What this task involves.
Keep only the lines of the listing that include the word "考试时间", and copy them.

== Provided material ==

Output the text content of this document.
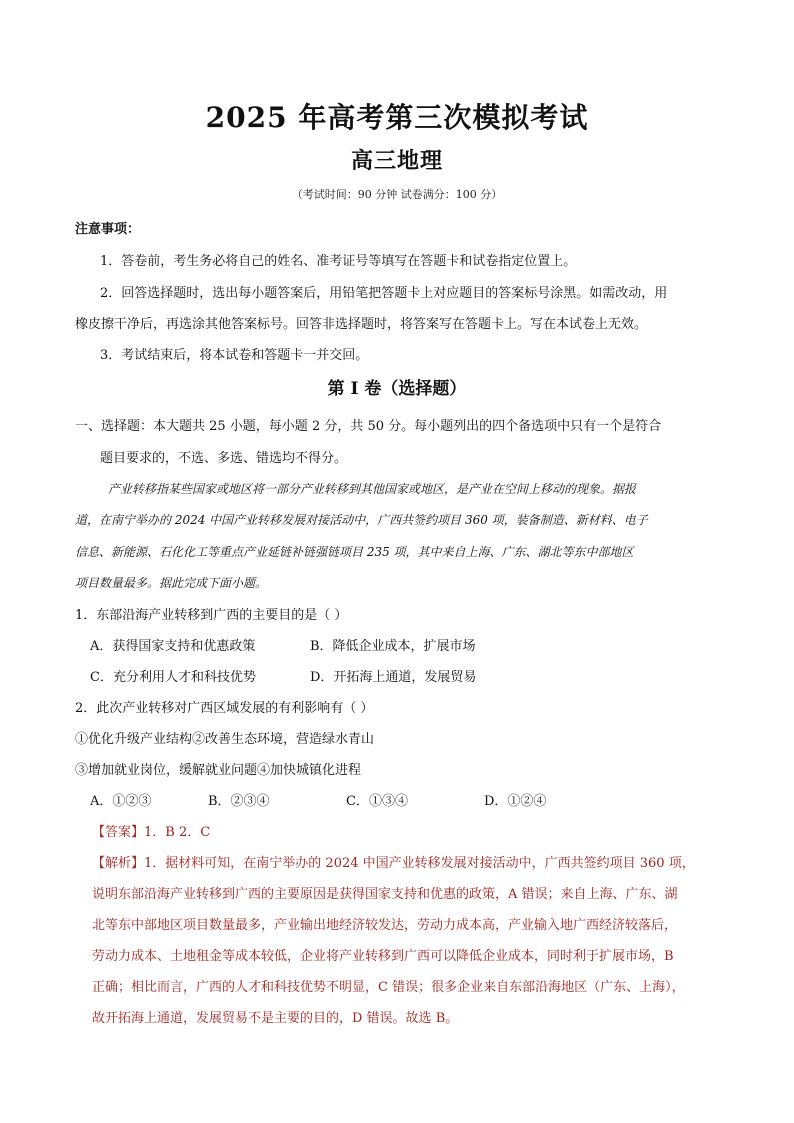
2025 年高考第三次模拟考试
高三地理
（考试时间：90 分钟 试卷满分：100 分）
注意事项：
1．答卷前，考生务必将自己的姓名、准考证号等填写在答题卡和试卷指定位置上。
2．回答选择题时，选出每小题答案后，用铅笔把答题卡上对应题目的答案标号涂黑。如需改动，用
橡皮擦干净后，再选涂其他答案标号。回答非选择题时，将答案写在答题卡上。写在本试卷上无效。
3．考试结束后，将本试卷和答题卡一并交回。
第 I 卷（选择题）
一、选择题：本大题共 25 小题，每小题 2 分，共 50 分。每小题列出的四个备选项中只有一个是符合
题目要求的，不选、多选、错选均不得分。
产业转移指某些国家或地区将一部分产业转移到其他国家或地区，是产业在空间上移动的现象。据报
道，在南宁举办的 2024 中国产业转移发展对接活动中，广西共签约项目 360 项，装备制造、新材料、电子
信息、新能源、石化化工等重点产业延链补链强链项目 235 项，其中来自上海、广东、湖北等东中部地区
项目数量最多。据此完成下面小题。
1．东部沿海产业转移到广西的主要目的是（ ）
A．获得国家支持和优惠政策	B．降低企业成本，扩展市场
C．充分利用人才和科技优势	D．开拓海上通道，发展贸易
2．此次产业转移对广西区域发展的有利影响有（ ）
①优化升级产业结构②改善生态环境，营造绿水青山
③增加就业岗位，缓解就业问题④加快城镇化进程
A．①②③	B．②③④	C．①③④	D．①②④
【答案】1．B 2．C
【解析】1．据材料可知，在南宁举办的 2024 中国产业转移发展对接活动中，广西共签约项目 360 项，
说明东部沿海产业转移到广西的主要原因是获得国家支持和优惠的政策，A 错误；来自上海、广东、湖
北等东中部地区项目数量最多，产业输出地经济较发达，劳动力成本高，产业输入地广西经济较落后，
劳动力成本、土地租金等成本较低，企业将产业转移到广西可以降低企业成本，同时利于扩展市场，B
正确；相比而言，广西的人才和科技优势不明显，C 错误；很多企业来自东部沿海地区（广东、上海），
故开拓海上通道，发展贸易不是主要的目的，D 错误。故选 B。
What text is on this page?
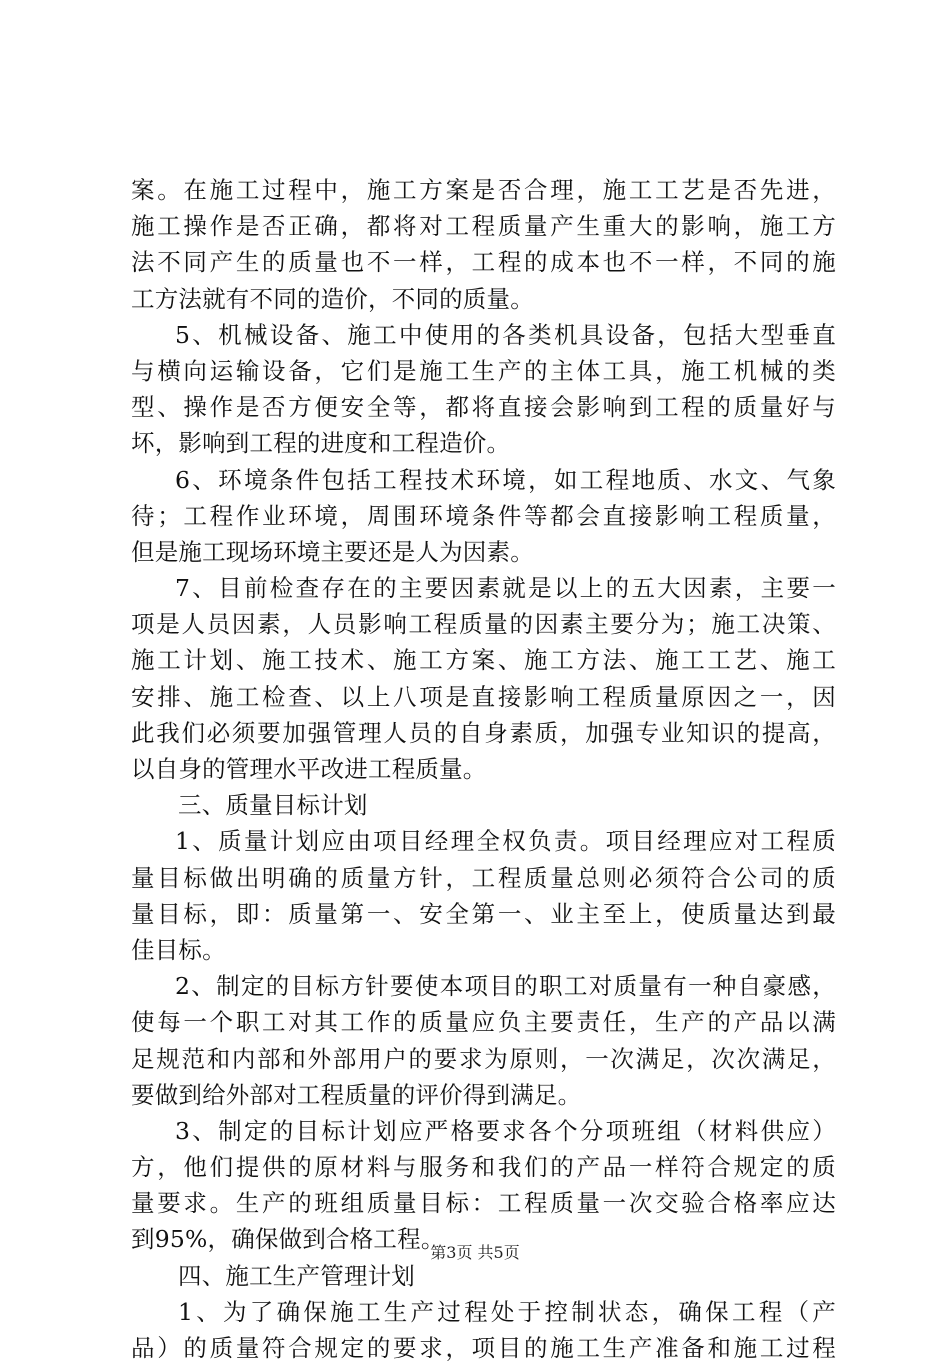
案。在施工过程中，施工方案是否合理，施工工艺是否先进，
施工操作是否正确，都将对工程质量产生重大的影响，施工方
法不同产生的质量也不一样，工程的成本也不一样，不同的施
工方法就有不同的造价，不同的质量。
5、机械设备、施工中使用的各类机具设备，包括大型垂直
与横向运输设备，它们是施工生产的主体工具，施工机械的类
型、操作是否方便安全等，都将直接会影响到工程的质量好与
坏，影响到工程的进度和工程造价。
6、环境条件包括工程技术环境，如工程地质、水文、气象
待；工程作业环境，周围环境条件等都会直接影响工程质量，
但是施工现场环境主要还是人为因素。
7、目前检查存在的主要因素就是以上的五大因素，主要一
项是人员因素，人员影响工程质量的因素主要分为；施工决策、
施工计划、施工技术、施工方案、施工方法、施工工艺、施工
安排、施工检查、以上八项是直接影响工程质量原因之一，因
此我们必须要加强管理人员的自身素质，加强专业知识的提高，
以自身的管理水平改进工程质量。
三、质量目标计划
1、质量计划应由项目经理全权负责。项目经理应对工程质
量目标做出明确的质量方针，工程质量总则必须符合公司的质
量目标，即：质量第一、安全第一、业主至上，使质量达到最
佳目标。
2、制定的目标方针要使本项目的职工对质量有一种自豪感，
使每一个职工对其工作的质量应负主要责任，生产的产品以满
足规范和内部和外部用户的要求为原则，一次满足，次次满足，
要做到给外部对工程质量的评价得到满足。
3、制定的目标计划应严格要求各个分项班组（材料供应）
方，他们提供的原材料与服务和我们的产品一样符合规定的质
量要求。生产的班组质量目标：工程质量一次交验合格率应达
到95%，确保做到合格工程。
四、施工生产管理计划
1、为了确保施工生产过程处于控制状态，确保工程（产
品）的质量符合规定的要求，项目的施工生产准备和施工过程
第3页 共5页
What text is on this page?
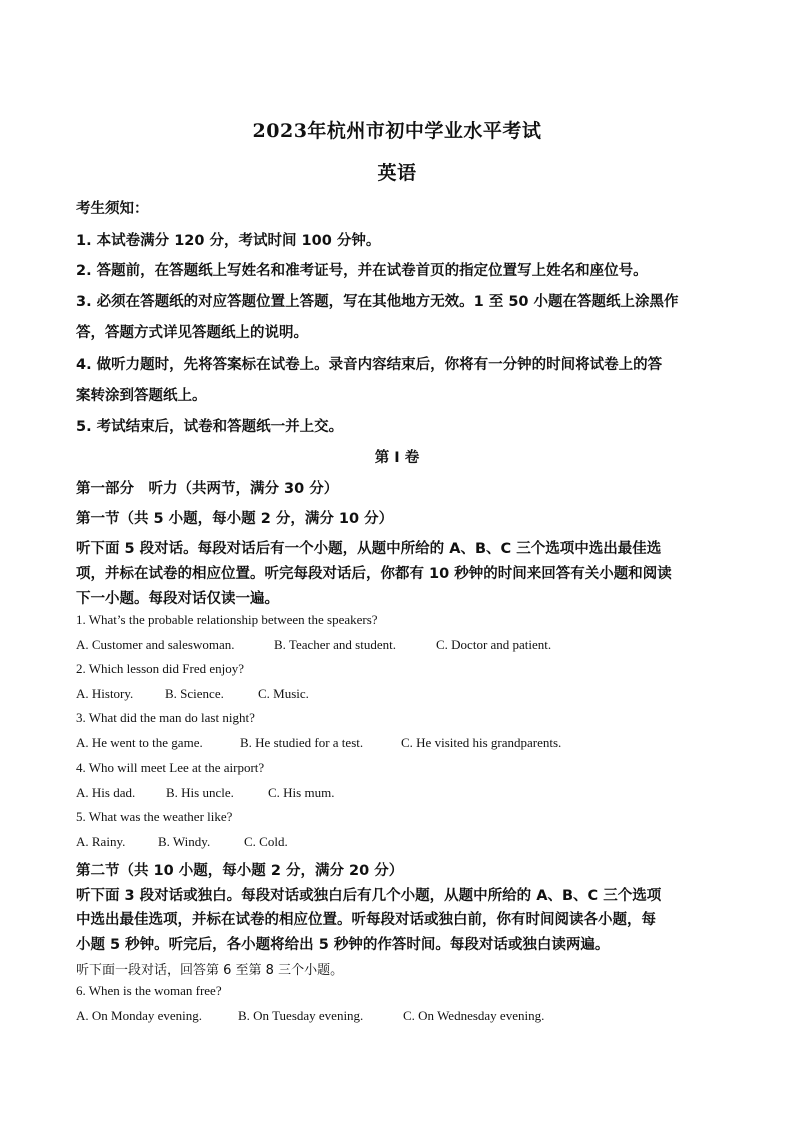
2023年杭州市初中学业水平考试
英语
考生须知：
1. 本试卷满分 120 分，考试时间 100 分钟。
2. 答题前，在答题纸上写姓名和准考证号，并在试卷首页的指定位置写上姓名和座位号。
3. 必须在答题纸的对应答题位置上答题，写在其他地方无效。1 至 50 小题在答题纸上涂黑作
答，答题方式详见答题纸上的说明。
4. 做听力题时，先将答案标在试卷上。录音内容结束后，你将有一分钟的时间将试卷上的答
案转涂到答题纸上。
5. 考试结束后，试卷和答题纸一并上交。
第 I 卷
第一部分　听力（共两节，满分 30 分）
第一节（共 5 小题，每小题 2 分，满分 10 分）
听下面 5 段对话。每段对话后有一个小题，从题中所给的 A、B、C 三个选项中选出最佳选
项，并标在试卷的相应位置。听完每段对话后，你都有 10 秒钟的时间来回答有关小题和阅读
下一小题。每段对话仅读一遍。
1. What’s the probable relationship between the speakers?
A. Customer and saleswoman.	B. Teacher and student.	C. Doctor and patient.
2. Which lesson did Fred enjoy?
A. History. B. Science.	C. Music.
3. What did the man do last night?
A. He went to the game.	B. He studied for a test.	C. He visited his grandparents.
4. Who will meet Lee at the airport?
A. His dad. B. His uncle.	C. His mum.
5. What was the weather like?
A. Rainy.	B. Windy.	C. Cold.
第二节（共 10 小题，每小题 2 分，满分 20 分）
听下面 3 段对话或独白。每段对话或独白后有几个小题，从题中所给的 A、B、C 三个选项
中选出最佳选项，并标在试卷的相应位置。听每段对话或独白前，你有时间阅读各小题，每
小题 5 秒钟。听完后，各小题将给出 5 秒钟的作答时间。每段对话或独白读两遍。
听下面一段对话，回答第 6 至第 8 三个小题。
6. When is the woman free?
A. On Monday evening.	B. On Tuesday evening.	C. On Wednesday evening.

===

Completed task.
（考试时间：90 分钟 试卷满分：100 分）
1. 本试卷满分 120 分，考试时间 100 分钟。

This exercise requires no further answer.